GIVEN TASK »
Will you give every entry again exactly as it stands?

-------- PROVIDED MATERIAL

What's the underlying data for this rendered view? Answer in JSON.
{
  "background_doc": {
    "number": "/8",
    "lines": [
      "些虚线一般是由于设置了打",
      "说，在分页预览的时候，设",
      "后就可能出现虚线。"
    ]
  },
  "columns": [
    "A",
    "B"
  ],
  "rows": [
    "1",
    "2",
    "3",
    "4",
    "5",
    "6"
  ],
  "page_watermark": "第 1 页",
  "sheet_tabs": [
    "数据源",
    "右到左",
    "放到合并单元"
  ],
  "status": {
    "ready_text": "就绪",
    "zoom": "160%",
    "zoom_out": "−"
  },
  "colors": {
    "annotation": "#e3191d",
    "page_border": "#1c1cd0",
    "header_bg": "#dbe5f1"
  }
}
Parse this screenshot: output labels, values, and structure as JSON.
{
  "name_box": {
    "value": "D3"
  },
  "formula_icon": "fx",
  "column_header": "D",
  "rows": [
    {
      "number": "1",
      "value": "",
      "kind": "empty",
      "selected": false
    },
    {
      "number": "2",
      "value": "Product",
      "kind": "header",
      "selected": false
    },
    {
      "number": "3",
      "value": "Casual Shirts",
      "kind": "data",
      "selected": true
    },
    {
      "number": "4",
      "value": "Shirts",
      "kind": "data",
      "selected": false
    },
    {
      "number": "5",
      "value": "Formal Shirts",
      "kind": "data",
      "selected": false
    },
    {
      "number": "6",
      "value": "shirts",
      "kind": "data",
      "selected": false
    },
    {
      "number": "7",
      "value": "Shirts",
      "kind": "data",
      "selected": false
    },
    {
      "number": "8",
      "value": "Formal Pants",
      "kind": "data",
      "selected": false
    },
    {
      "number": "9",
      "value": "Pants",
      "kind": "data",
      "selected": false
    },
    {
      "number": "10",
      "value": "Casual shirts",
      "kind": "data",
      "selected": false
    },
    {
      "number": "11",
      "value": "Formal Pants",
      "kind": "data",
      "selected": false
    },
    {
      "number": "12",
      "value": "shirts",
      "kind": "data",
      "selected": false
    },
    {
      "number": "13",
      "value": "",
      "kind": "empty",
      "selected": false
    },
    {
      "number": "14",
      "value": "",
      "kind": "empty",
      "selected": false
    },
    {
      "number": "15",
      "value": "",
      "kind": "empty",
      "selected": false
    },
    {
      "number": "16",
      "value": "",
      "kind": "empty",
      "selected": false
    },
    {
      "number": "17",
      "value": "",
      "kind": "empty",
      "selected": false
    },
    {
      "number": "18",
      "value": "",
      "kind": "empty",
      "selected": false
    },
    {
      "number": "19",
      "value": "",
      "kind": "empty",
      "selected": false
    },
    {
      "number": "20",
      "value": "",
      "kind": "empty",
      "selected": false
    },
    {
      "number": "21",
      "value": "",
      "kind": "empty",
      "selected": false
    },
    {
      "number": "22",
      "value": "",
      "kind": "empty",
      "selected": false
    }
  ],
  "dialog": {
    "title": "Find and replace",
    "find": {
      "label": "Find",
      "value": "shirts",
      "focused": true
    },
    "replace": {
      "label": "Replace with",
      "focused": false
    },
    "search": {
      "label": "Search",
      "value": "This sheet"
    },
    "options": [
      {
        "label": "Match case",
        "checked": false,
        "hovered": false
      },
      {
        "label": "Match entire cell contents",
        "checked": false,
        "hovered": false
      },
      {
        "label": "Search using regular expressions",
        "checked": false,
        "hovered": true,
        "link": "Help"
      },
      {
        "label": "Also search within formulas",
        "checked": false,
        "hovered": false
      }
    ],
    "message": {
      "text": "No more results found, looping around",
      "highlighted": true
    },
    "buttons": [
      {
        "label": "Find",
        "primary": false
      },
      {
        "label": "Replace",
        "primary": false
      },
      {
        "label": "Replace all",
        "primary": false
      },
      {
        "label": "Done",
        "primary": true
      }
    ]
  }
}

----------------

TASK ANSWER »
What's the underlying data for this rendered view? Answer in JSON.
{
  "background_doc": {
    "number": "/8",
    "lines": [
      "些虚线一般是由于设置了打",
      "说，在分页预览的时候，设",
      "后就可能出现虚线。"
    ]
  },
  "columns": [
    "A",
    "B"
  ],
  "rows": [
    "1",
    "2",
    "3",
    "4",
    "5",
    "6"
  ],
  "page_watermark": "第 1 页",
  "sheet_tabs": [
    "数据源",
    "右到左",
    "放到合并单元"
  ],
  "status": {
    "ready_text": "就绪",
    "zoom": "160%",
    "zoom_out": "−"
  },
  "colors": {
    "annotation": "#e3191d",
    "page_border": "#1c1cd0",
    "header_bg": "#dbe5f1"
  }
}
Parse this screenshot: output labels, values, and structure as JSON.
{
  "name_box": {
    "value": "D3"
  },
  "formula_icon": "fx",
  "column_header": "D",
  "rows": [
    {
      "number": "1",
      "value": "",
      "kind": "empty",
      "selected": false
    },
    {
      "number": "2",
      "value": "Product",
      "kind": "header",
      "selected": false
    },
    {
      "number": "3",
      "value": "Casual Shirts",
      "kind": "data",
      "selected": true
    },
    {
      "number": "4",
      "value": "Shirts",
      "kind": "data",
      "selected": false
    },
    {
      "number": "5",
      "value": "Formal Shirts",
      "kind": "data",
      "selected": false
    },
    {
      "number": "6",
      "value": "shirts",
      "kind": "data",
      "selected": false
    },
    {
      "number": "7",
      "value": "Shirts",
      "kind": "data",
      "selected": false
    },
    {
      "number": "8",
      "value": "Formal Pants",
      "kind": "data",
      "selected": false
    },
    {
      "number": "9",
      "value": "Pants",
      "kind": "data",
      "selected": false
    },
    {
      "number": "10",
      "value": "Casual shirts",
      "kind": "data",
      "selected": false
    },
    {
      "number": "11",
      "value": "Formal Pants",
      "kind": "data",
      "selected": false
    },
    {
      "number": "12",
      "value": "shirts",
      "kind": "data",
      "selected": false
    },
    {
      "number": "13",
      "value": "",
      "kind": "empty",
      "selected": false
    },
    {
      "number": "14",
      "value": "",
      "kind": "empty",
      "selected": false
    },
    {
      "number": "15",
      "value": "",
      "kind": "empty",
      "selected": false
    },
    {
      "number": "16",
      "value": "",
      "kind": "empty",
      "selected": false
    },
    {
      "number": "17",
      "value": "",
      "kind": "empty",
      "selected": false
    },
    {
      "number": "18",
      "value": "",
      "kind": "empty",
      "selected": false
    },
    {
      "number": "19",
      "value": "",
      "kind": "empty",
      "selected": false
    },
    {
      "number": "20",
      "value": "",
      "kind": "empty",
      "selected": false
    },
    {
      "number": "21",
      "value": "",
      "kind": "empty",
      "selected": false
    },
    {
      "number": "22",
      "value": "",
      "kind": "empty",
      "selected": false
    }
  ],
  "dialog": {
    "title": "Find and replace",
    "find": {
      "label": "Find",
      "value": "shirts",
      "focused": true
    },
    "replace": {
      "label": "Replace with",
      "focused": false
    },
    "search": {
      "label": "Search",
      "value": "This sheet"
    },
    "options": [
      {
        "label": "Match case",
        "checked": false,
        "hovered": false
      },
      {
        "label": "Match entire cell contents",
        "checked": false,
        "hovered": false
      },
      {
        "label": "Search using regular expressions",
        "checked": false,
        "hovered": true,
        "link": "Help"
      },
      {
        "label": "Also search within formulas",
        "checked": false,
        "hovered": false
      }
    ],
    "message": {
      "text": "No more results found, looping around",
      "highlighted": true
    },
    "buttons": [
      {
        "label": "Find",
        "primary": false
      },
      {
        "label": "Replace",
        "primary": false
      },
      {
        "label": "Replace all",
        "primary": false
      },
      {
        "label": "Done",
        "primary": true
      }
    ]
  }
}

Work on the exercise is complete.